**Texto citado**
◇ ◇ ◇ ◇ ◇ ◇ ◇

El anuncio celestial a los pastores
En las cercanías de Belén, unos pastores velaban de noche por su rebaño contra los ladrones[5]. Desde Pascua hasta principios de diciembre, pasaban la noche a la intemperie, turnándose para vigilar. Fue en una de estas vigilias nocturnas cuando un ángel del Señor se les apareció y la gloria del Señor los envolvió en luz. Les invadió un gran temor, pero el ángel les dijo: «“No teman, porque les traigo una buena noticia, una gran alegría para todo el pueblo: Hoy, en la ciudad de David, les ha nacido un Salvador, que es el Mesías, el Señor. Y esto les servirá de señal: encontrarán a un niño recién nacido envuelto en pañales y acostado en un pesebre”. Y junto con el Angel, apareció de pronto una multitud del ejército celestial, que alababa a Dios, diciendo: “¡Gloria a Dios en las alturas, y en la tierra, paz a los hombres amados por él”» (Lc 2,10-14).
El primer anuncio del nacimiento de Jesús se da a un campamento nocturno de pastores. ¿Por qué a los pastores? Muchos piensan que la elección de los pastores como primeros destinatarios del anuncio del nacimiento de Jesús se debe a la condición humilde y despreciada de los pastores en el mundo judío, ya que Dios elige a los pobres y despreciados para enriquecerlos con sus dones. En realidad, es cierto que los pastores constituían una categoría social pobre en la época de Jesús, pero no es seguro que fueran especialmente despreciados por el trabajo que realizaban, es decir, por conducir a las ovejas a pastar a tierras ajenas. Fueron los rabinos de Jerusalén quienes les acusaron de falta de honradez, entre otras cosas por su aversión a criar ganado menor.
Probablemente se eligió el ambiente pastoril para el primer anuncio del nacimiento de Jesús porque les recordaba a David, que en la misma Belén había cuidado el rebaño de su padre Jesé y había sido ungido rey de Israel por el profeta Samuel (1 Sam 16,11; 17,15). En otras palabras, los pastores recordaban la naturaleza mesiánica de Jesús, «hijo de David». Y es este motivo teológico – más que la historicidad del acontecimiento – lo que a Lucas le interesa destacar.

◇ ◇ ◇ ◇ ◇ ◇ ◇

**Material proporcionado**
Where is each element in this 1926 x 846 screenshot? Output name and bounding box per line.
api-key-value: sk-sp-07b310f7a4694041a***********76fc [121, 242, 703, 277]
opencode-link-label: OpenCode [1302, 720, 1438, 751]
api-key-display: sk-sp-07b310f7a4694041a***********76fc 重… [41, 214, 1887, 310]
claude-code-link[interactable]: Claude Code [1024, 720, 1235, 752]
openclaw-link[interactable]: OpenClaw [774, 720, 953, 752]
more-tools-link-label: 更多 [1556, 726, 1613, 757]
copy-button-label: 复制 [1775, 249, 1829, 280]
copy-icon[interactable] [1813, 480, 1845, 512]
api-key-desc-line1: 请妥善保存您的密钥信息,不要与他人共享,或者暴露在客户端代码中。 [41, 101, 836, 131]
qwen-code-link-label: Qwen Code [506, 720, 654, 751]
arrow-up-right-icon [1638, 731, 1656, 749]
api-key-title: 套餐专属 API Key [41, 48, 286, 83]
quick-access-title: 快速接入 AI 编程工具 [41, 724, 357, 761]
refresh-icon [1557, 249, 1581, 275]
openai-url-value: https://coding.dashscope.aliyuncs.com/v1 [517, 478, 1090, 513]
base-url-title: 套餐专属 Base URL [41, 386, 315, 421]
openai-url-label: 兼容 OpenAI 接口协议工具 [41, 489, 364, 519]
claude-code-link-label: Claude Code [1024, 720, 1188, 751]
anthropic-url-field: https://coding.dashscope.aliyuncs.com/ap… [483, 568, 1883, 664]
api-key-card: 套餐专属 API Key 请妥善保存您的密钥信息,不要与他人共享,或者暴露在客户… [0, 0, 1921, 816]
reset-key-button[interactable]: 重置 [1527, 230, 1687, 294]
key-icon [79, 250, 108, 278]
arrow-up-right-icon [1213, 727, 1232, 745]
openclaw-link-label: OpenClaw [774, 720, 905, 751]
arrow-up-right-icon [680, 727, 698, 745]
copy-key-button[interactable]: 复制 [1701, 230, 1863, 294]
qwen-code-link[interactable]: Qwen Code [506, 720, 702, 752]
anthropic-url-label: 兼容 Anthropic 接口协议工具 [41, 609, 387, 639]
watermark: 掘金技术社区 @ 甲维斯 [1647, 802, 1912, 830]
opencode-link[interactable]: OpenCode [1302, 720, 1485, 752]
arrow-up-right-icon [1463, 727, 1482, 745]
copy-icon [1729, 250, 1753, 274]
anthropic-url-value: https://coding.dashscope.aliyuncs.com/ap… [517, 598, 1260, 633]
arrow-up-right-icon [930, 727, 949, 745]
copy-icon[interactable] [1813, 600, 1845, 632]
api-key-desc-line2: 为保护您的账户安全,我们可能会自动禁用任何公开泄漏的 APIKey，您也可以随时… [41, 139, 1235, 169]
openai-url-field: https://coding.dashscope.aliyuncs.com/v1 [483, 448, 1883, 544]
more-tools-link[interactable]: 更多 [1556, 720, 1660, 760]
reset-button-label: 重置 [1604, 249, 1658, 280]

◇ ◇ ◇ ◇ ◇ ◇ ◇

**Reto 1**
Pasa a una lista numerada todo lo que va desde el comienzo de los registros hasta la línea que contiene "claude-code-link-label: Claude Code", ambas incluidas, sin las líneas en blanco.
**Reto 2**
Escribe la continuación del texto sobre el anuncio a los pastores a partir de donde termina.

**Resultado 1**
1. Where is each element in this 1926 x 846 screenshot? Output name and bounding box per line.
2. api-key-value: sk-sp-07b310f7a4694041a***********76fc [121, 242, 703, 277]
3. opencode-link-label: OpenCode [1302, 720, 1438, 751]
4. api-key-display: sk-sp-07b310f7a4694041a***********76fc 重… [41, 214, 1887, 310]
5. claude-code-link[interactable]: Claude Code [1024, 720, 1235, 752]
6. openclaw-link[interactable]: OpenClaw [774, 720, 953, 752]
7. more-tools-link-label: 更多 [1556, 726, 1613, 757]
8. copy-button-label: 复制 [1775, 249, 1829, 280]
9. copy-icon[interactable] [1813, 480, 1845, 512]
10. api-key-desc-line1: 请妥善保存您的密钥信息,不要与他人共享,或者暴露在客户端代码中。 [41, 101, 836, 131]
11. qwen-code-link-label: Qwen Code [506, 720, 654, 751]
12. arrow-up-right-icon [1638, 731, 1656, 749]
13. api-key-title: 套餐专属 API Key [41, 48, 286, 83]
14. quick-access-title: 快速接入 AI 编程工具 [41, 724, 357, 761]
15. refresh-icon [1557, 249, 1581, 275]
16. openai-url-value: https://coding.dashscope.aliyuncs.com/v1 [517, 478, 1090, 513]
17. base-url-title: 套餐专属 Base URL [41, 386, 315, 421]
18. openai-url-label: 兼容 OpenAI 接口协议工具 [41, 489, 364, 519]
19. claude-code-link-label: Claude Code [1024, 720, 1188, 751]

**Resultado 2**
La aparición del ángel y de la «gloria», es decir, el esplendor y la majestad de Dios, que los llena de luz en la oscuridad de la noche, asusta a los pastores, hasta el punto de que antes de anunciarles el nacimiento de Jesús el ángel debe tranquilizarlos, diciéndoles «No teman». A continuación, les da el anuncio, que será motivo de «gran alegría» – ¡alegría mesiánica! – para ellos y para todo el pueblo, al que está destinada la salvación: «Hoy, en la ciudad de David, les ha nacido un Salvador, que es el Mesías, el Señor». El énfasis del anuncio se pone en la función que el recién nacido tendrá que cumplir, pero que ya comienza «hoy», ya está presente. Porque es el Salvador (sôtèr) y, al mismo tiempo, el Cristo (Mesías) y el Señor (Kyrios). Su mesianidad y señorío serán de orden salvífico, y la salvación que trae – como mesiánica y divina – será definitiva. Su nacimiento en la «ciudad de David», Belén, acentúa su carácter mesiánico, y su condición de «Señor» subraya la universalidad de la salvación, que será para todos los pueblos, empezando por los judíos, que – representados en los pastores hebreos – son sus primeros destinatarios. Así, ya con el nacimiento de Jesús, la salvación mesiánica irrumpe en la historia humana: no hay que esperar al momento en que Jesús inicie su vida pública. El adverbio utilizado por el ángel «hoy» indica que con el nacimiento de Jesús, «el sol que nace de lo alto», Dios mismo ha «visitado» (Lc 1,68.78) a su pueblo.
«Gloria in excelsis Deo»
De pronto, al ángel que anuncia el nacimiento de Jesús se le une una multitud de ángeles: alaban a Dios por su «gloria», es decir, por su poder, por su esplendor, por su bondad para con los hombres, a los que Dios, al dar a Jesús, da la salvación, y su alabanza alcanza los cielos más altos, es decir, el mundo celestial donde Dios habita. Al mismo tiempo, alaban a Dios por la «paz» que Dios da a los hombres al darles a Jesús, ya que son objeto de la benevolencia divina. La «paz en la tierra», de la que hablan los ángeles, es la «paz escatológica», que no es sólo la eliminación de guerras y conflictos, sino la salvación plena al final de los tiempos, el perdón de los pecados y la paz con Dios. «Paz» que es traída a los hombres por Jesús, «príncipe de la paz» (Is 9,5), y será dada a los «elegidos», es decir, a los que son objeto de la «benevolencia» divina, que es pura gracia, porque no se debe a la «buena voluntad» de los hombres, sino sólo a la «benevolencia» de Dios[6].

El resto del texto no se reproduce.